(Stored data)

[start]

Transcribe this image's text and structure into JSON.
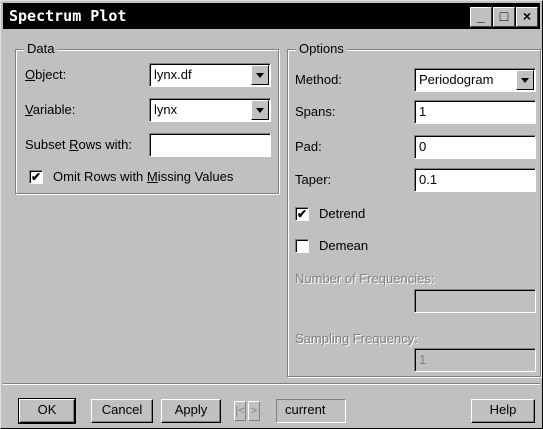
{
  "window": {
    "title": "Spectrum Plot",
    "minimize_glyph": "_",
    "maximize_glyph": "□",
    "close_glyph": "×"
  },
  "data_group": {
    "label": "Data",
    "object": {
      "label_u": "O",
      "label_rest": "bject:",
      "value": "lynx.df"
    },
    "variable": {
      "label_u": "V",
      "label_rest": "ariable:",
      "value": "lynx"
    },
    "subset": {
      "label_pre": "Subset ",
      "label_u": "R",
      "label_rest": "ows with:",
      "value": ""
    },
    "omit_missing": {
      "checked": true,
      "label_pre": "Omit Rows with ",
      "label_u": "M",
      "label_rest": "issing Values"
    }
  },
  "options_group": {
    "label": "Options",
    "method": {
      "label": "Method:",
      "value": "Periodogram"
    },
    "spans": {
      "label": "Spans:",
      "value": "1"
    },
    "pad": {
      "label": "Pad:",
      "value": "0"
    },
    "taper": {
      "label": "Taper:",
      "value": "0.1"
    },
    "detrend": {
      "label": "Detrend",
      "checked": true
    },
    "demean": {
      "label": "Demean",
      "checked": false
    },
    "num_freq": {
      "label": "Number of Frequencies:",
      "value": ""
    },
    "sampling_freq": {
      "label": "Sampling Frequency:",
      "value": "1"
    }
  },
  "footer": {
    "ok": "OK",
    "cancel": "Cancel",
    "apply": "Apply",
    "prev_glyph": "|<",
    "next_glyph": ">",
    "current": "current",
    "help": "Help"
  },
  "check_glyph": "✔"
}
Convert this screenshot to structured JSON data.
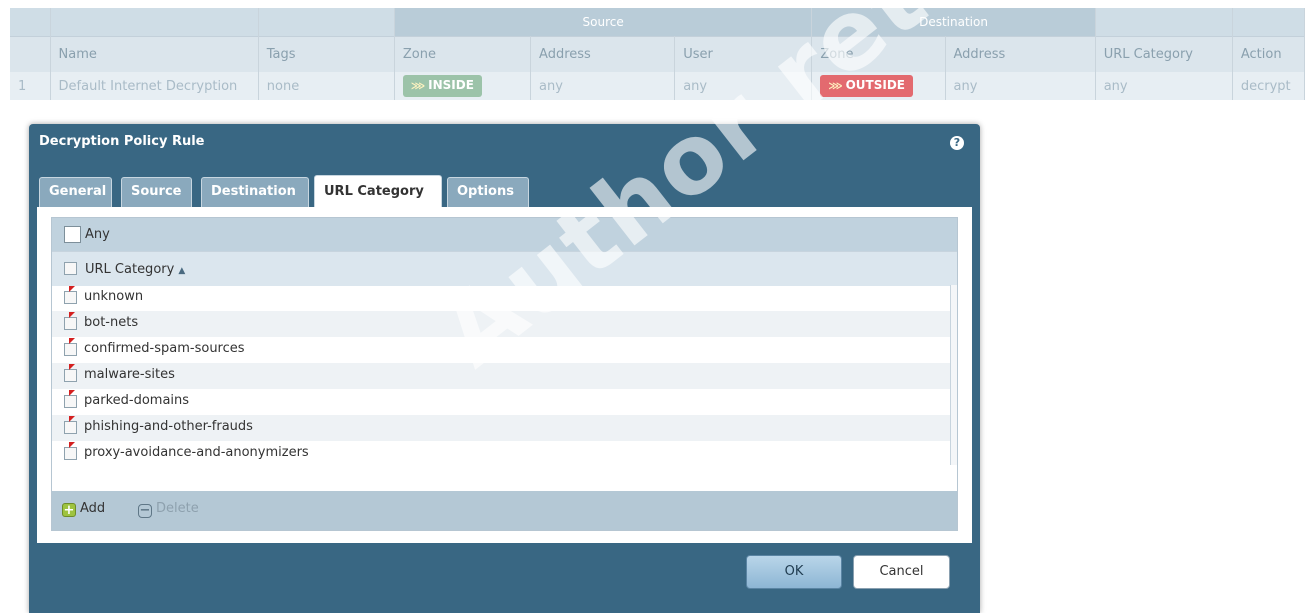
{
  "policy_table": {
    "group_headers": {
      "source": "Source",
      "destination": "Destination"
    },
    "columns": [
      "Name",
      "Tags",
      "Zone",
      "Address",
      "User",
      "Zone",
      "Address",
      "URL Category",
      "Action"
    ],
    "row": {
      "index": "1",
      "name": "Default Internet Decryption",
      "tags": "none",
      "src_zone": "INSIDE",
      "src_address": "any",
      "user": "any",
      "dst_zone": "OUTSIDE",
      "dst_address": "any",
      "url_category": "any",
      "action": "decrypt"
    }
  },
  "dialog": {
    "title": "Decryption Policy Rule",
    "help_icon": "?",
    "tabs": [
      {
        "label": "General",
        "active": false
      },
      {
        "label": "Source",
        "active": false
      },
      {
        "label": "Destination",
        "active": false
      },
      {
        "label": "URL Category",
        "active": true
      },
      {
        "label": "Options",
        "active": false
      }
    ],
    "any_label": "Any",
    "column_header": "URL Category",
    "sort_indicator": "▲",
    "categories": [
      "unknown",
      "bot-nets",
      "confirmed-spam-sources",
      "malware-sites",
      "parked-domains",
      "phishing-and-other-frauds",
      "proxy-avoidance-and-anonymizers"
    ],
    "add_label": "Add",
    "delete_label": "Delete",
    "ok_label": "OK",
    "cancel_label": "Cancel"
  },
  "watermark": "Author retains full rights",
  "colors": {
    "dialog_bg": "#396783",
    "zone_inside": "#9cc3a9",
    "zone_outside": "#e36a6f",
    "add_icon": "#9ec33f",
    "changed_flag": "#d42020"
  }
}
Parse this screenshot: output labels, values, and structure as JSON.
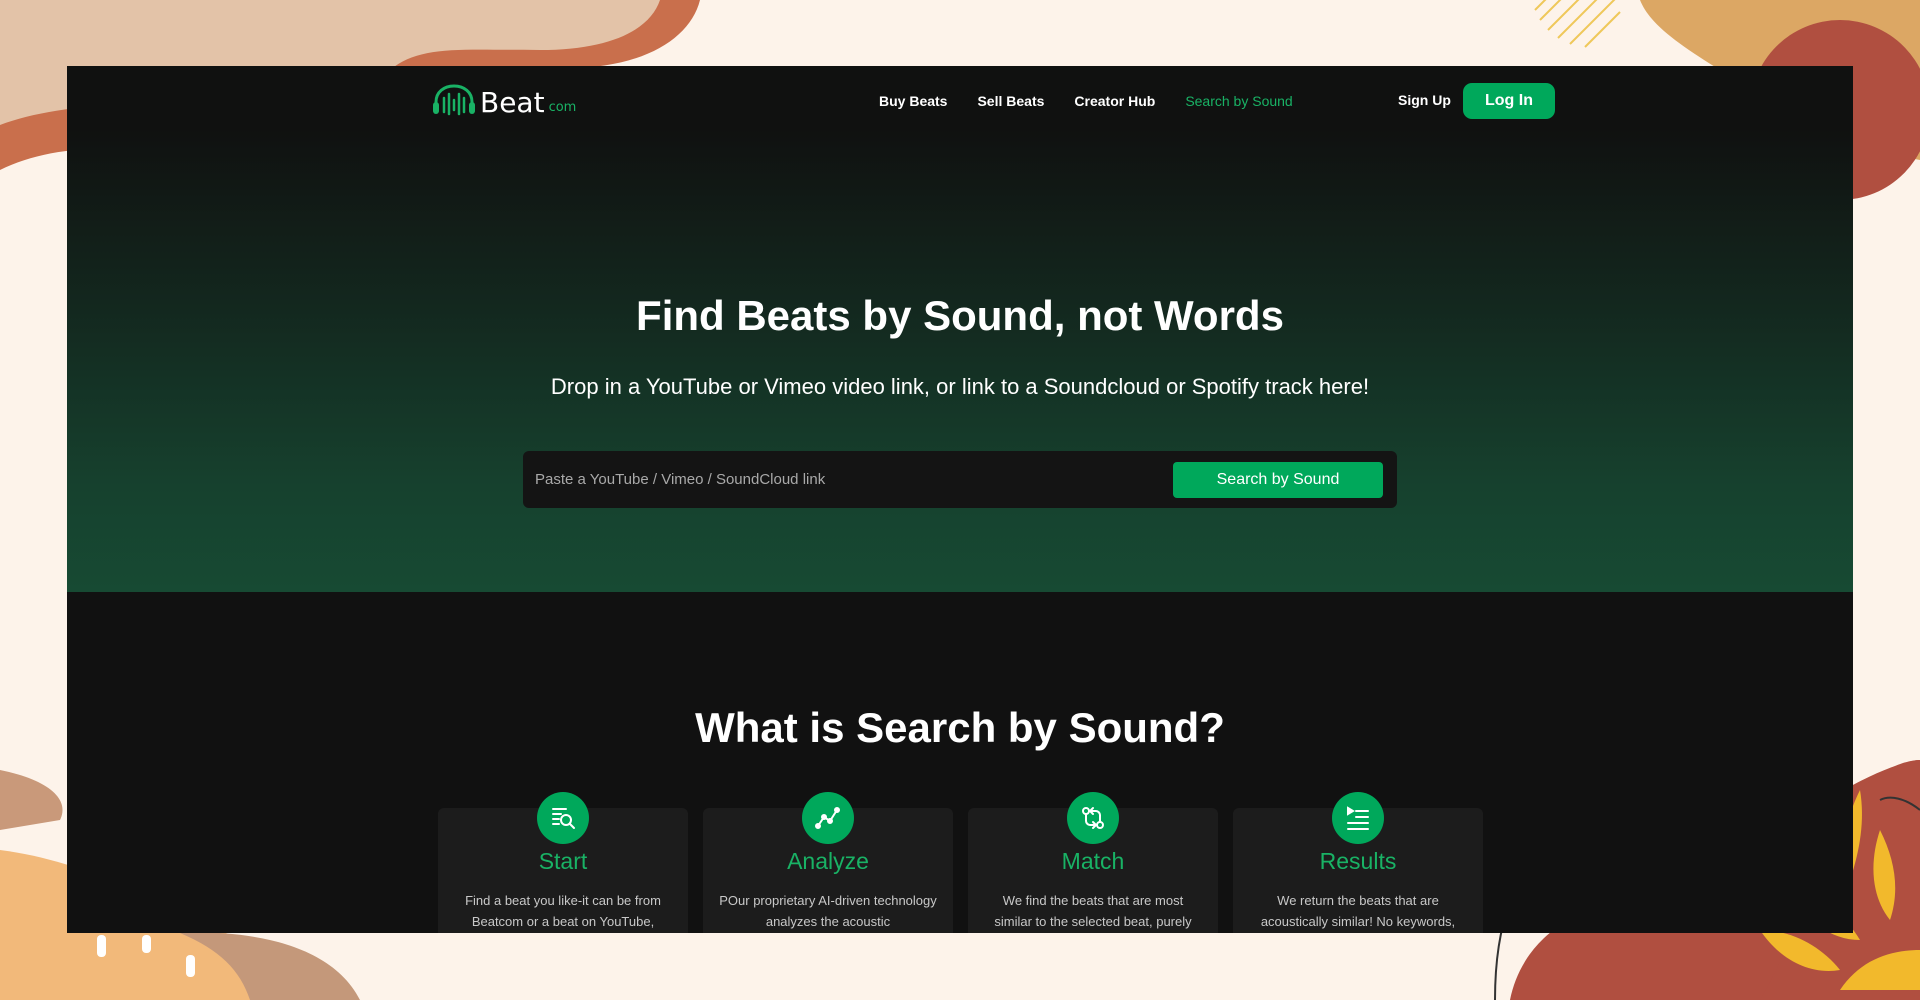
{
  "logo": {
    "name": "Beat",
    "suffix": "com"
  },
  "nav": {
    "links": [
      {
        "label": "Buy Beats",
        "active": false
      },
      {
        "label": "Sell Beats",
        "active": false
      },
      {
        "label": "Creator Hub",
        "active": false
      },
      {
        "label": "Search by Sound",
        "active": true
      }
    ],
    "signup_label": "Sign Up",
    "login_label": "Log In"
  },
  "hero": {
    "title": "Find Beats by Sound, not Words",
    "subtitle": "Drop in a YouTube or Vimeo video link, or link to a Soundcloud or Spotify track here!",
    "search_placeholder": "Paste a YouTube / Vimeo / SoundCloud link",
    "search_button": "Search by Sound"
  },
  "section": {
    "title": "What is Search by Sound?",
    "cards": [
      {
        "icon": "search-list-icon",
        "title": "Start",
        "desc": "Find a beat you like-it can be from Beatcom or a beat on YouTube,"
      },
      {
        "icon": "analyze-graph-icon",
        "title": "Analyze",
        "desc": "POur proprietary AI-driven technology analyzes the acoustic"
      },
      {
        "icon": "match-arrows-icon",
        "title": "Match",
        "desc": "We find the beats that are most similar to the selected beat, purely"
      },
      {
        "icon": "results-list-icon",
        "title": "Results",
        "desc": "We return the beats that are acoustically similar! No keywords,"
      }
    ]
  },
  "colors": {
    "accent": "#00a85b",
    "accent_text": "#19b265",
    "background": "#111111",
    "page_bg": "#fdf3ea"
  }
}
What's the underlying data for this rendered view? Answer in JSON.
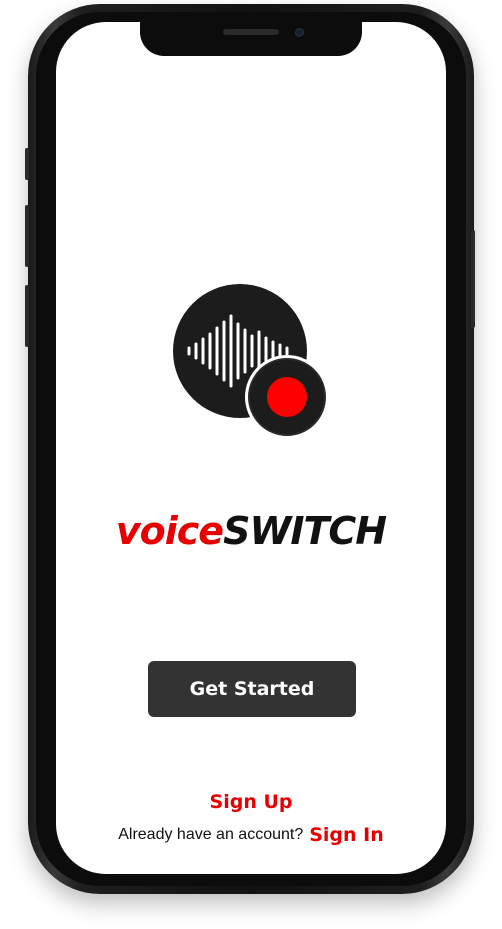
{
  "app": {
    "brand_part1": "voice",
    "brand_part2": "SWITCH",
    "logo_icon": "sound-wave-record-icon"
  },
  "actions": {
    "get_started_label": "Get Started",
    "sign_up_label": "Sign Up",
    "account_prompt": "Already have an account?",
    "sign_in_label": "Sign In"
  },
  "colors": {
    "accent": "#e60000",
    "button_bg": "#333333",
    "logo_bg": "#1c1c1c",
    "background": "#ffffff"
  }
}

[end]

Challenge:
The records shown above are to be repeated exactly, with the pictures left out.

Correct answer:
Transcribe this image's text and structure into JSON.
{
  "window": {
    "title": "Spectrum Plot",
    "minimize_glyph": "_",
    "maximize_glyph": "□",
    "close_glyph": "×"
  },
  "data_group": {
    "label": "Data",
    "object": {
      "label_u": "O",
      "label_rest": "bject:",
      "value": "lynx.df"
    },
    "variable": {
      "label_u": "V",
      "label_rest": "ariable:",
      "value": "lynx"
    },
    "subset": {
      "label_pre": "Subset ",
      "label_u": "R",
      "label_rest": "ows with:",
      "value": ""
    },
    "omit_missing": {
      "checked": true,
      "label_pre": "Omit Rows with ",
      "label_u": "M",
      "label_rest": "issing Values"
    }
  },
  "options_group": {
    "label": "Options",
    "method": {
      "label": "Method:",
      "value": "Periodogram"
    },
    "spans": {
      "label": "Spans:",
      "value": "1"
    },
    "pad": {
      "label": "Pad:",
      "value": "0"
    },
    "taper": {
      "label": "Taper:",
      "value": "0.1"
    },
    "detrend": {
      "label": "Detrend",
      "checked": true
    },
    "demean": {
      "label": "Demean",
      "checked": false
    },
    "num_freq": {
      "label": "Number of Frequencies:",
      "value": ""
    },
    "sampling_freq": {
      "label": "Sampling Frequency:",
      "value": "1"
    }
  },
  "footer": {
    "ok": "OK",
    "cancel": "Cancel",
    "apply": "Apply",
    "prev_glyph": "|<",
    "next_glyph": ">",
    "current": "current",
    "help": "Help"
  },
  "check_glyph": "✔"
}
Convert this screenshot to structured JSON data.
{
  "policy_table": {
    "group_headers": {
      "source": "Source",
      "destination": "Destination"
    },
    "columns": [
      "Name",
      "Tags",
      "Zone",
      "Address",
      "User",
      "Zone",
      "Address",
      "URL Category",
      "Action"
    ],
    "row": {
      "index": "1",
      "name": "Default Internet Decryption",
      "tags": "none",
      "src_zone": "INSIDE",
      "src_address": "any",
      "user": "any",
      "dst_zone": "OUTSIDE",
      "dst_address": "any",
      "url_category": "any",
      "action": "decrypt"
    }
  },
  "dialog": {
    "title": "Decryption Policy Rule",
    "help_icon": "?",
    "tabs": [
      {
        "label": "General",
        "active": false
      },
      {
        "label": "Source",
        "active": false
      },
      {
        "label": "Destination",
        "active": false
      },
      {
        "label": "URL Category",
        "active": true
      },
      {
        "label": "Options",
        "active": false
      }
    ],
    "any_label": "Any",
    "column_header": "URL Category",
    "sort_indicator": "▲",
    "categories": [
      "unknown",
      "bot-nets",
      "confirmed-spam-sources",
      "malware-sites",
      "parked-domains",
      "phishing-and-other-frauds",
      "proxy-avoidance-and-anonymizers"
    ],
    "add_label": "Add",
    "delete_label": "Delete",
    "ok_label": "OK",
    "cancel_label": "Cancel"
  },
  "watermark": "Author retains full rights",
  "colors": {
    "dialog_bg": "#396783",
    "zone_inside": "#9cc3a9",
    "zone_outside": "#e36a6f",
    "add_icon": "#9ec33f",
    "changed_flag": "#d42020"
  }
}
Parse this screenshot: output labels, values, and structure as JSON.
{
  "logo": {
    "name": "Beat",
    "suffix": "com"
  },
  "nav": {
    "links": [
      {
        "label": "Buy Beats",
        "active": false
      },
      {
        "label": "Sell Beats",
        "active": false
      },
      {
        "label": "Creator Hub",
        "active": false
      },
      {
        "label": "Search by Sound",
        "active": true
      }
    ],
    "signup_label": "Sign Up",
    "login_label": "Log In"
  },
  "hero": {
    "title": "Find Beats by Sound, not Words",
    "subtitle": "Drop in a YouTube or Vimeo video link, or link to a Soundcloud or Spotify track here!",
    "search_placeholder": "Paste a YouTube / Vimeo / SoundCloud link",
    "search_button": "Search by Sound"
  },
  "section": {
    "title": "What is Search by Sound?",
    "cards": [
      {
        "icon": "search-list-icon",
        "title": "Start",
        "desc": "Find a beat you like-it can be from Beatcom or a beat on YouTube,"
      },
      {
        "icon": "analyze-graph-icon",
        "title": "Analyze",
        "desc": "POur proprietary AI-driven technology analyzes the acoustic"
      },
      {
        "icon": "match-arrows-icon",
        "title": "Match",
        "desc": "We find the beats that are most similar to the selected beat, purely"
      },
      {
        "icon": "results-list-icon",
        "title": "Results",
        "desc": "We return the beats that are acoustically similar! No keywords,"
      }
    ]
  },
  "colors": {
    "accent": "#00a85b",
    "accent_text": "#19b265",
    "background": "#111111",
    "page_bg": "#fdf3ea"
  }
}
What's the underlying data for this rendered view? Answer in JSON.
{
  "app": {
    "brand_part1": "voice",
    "brand_part2": "SWITCH",
    "logo_icon": "sound-wave-record-icon"
  },
  "actions": {
    "get_started_label": "Get Started",
    "sign_up_label": "Sign Up",
    "account_prompt": "Already have an account?",
    "sign_in_label": "Sign In"
  },
  "colors": {
    "accent": "#e60000",
    "button_bg": "#333333",
    "logo_bg": "#1c1c1c",
    "background": "#ffffff"
  }
}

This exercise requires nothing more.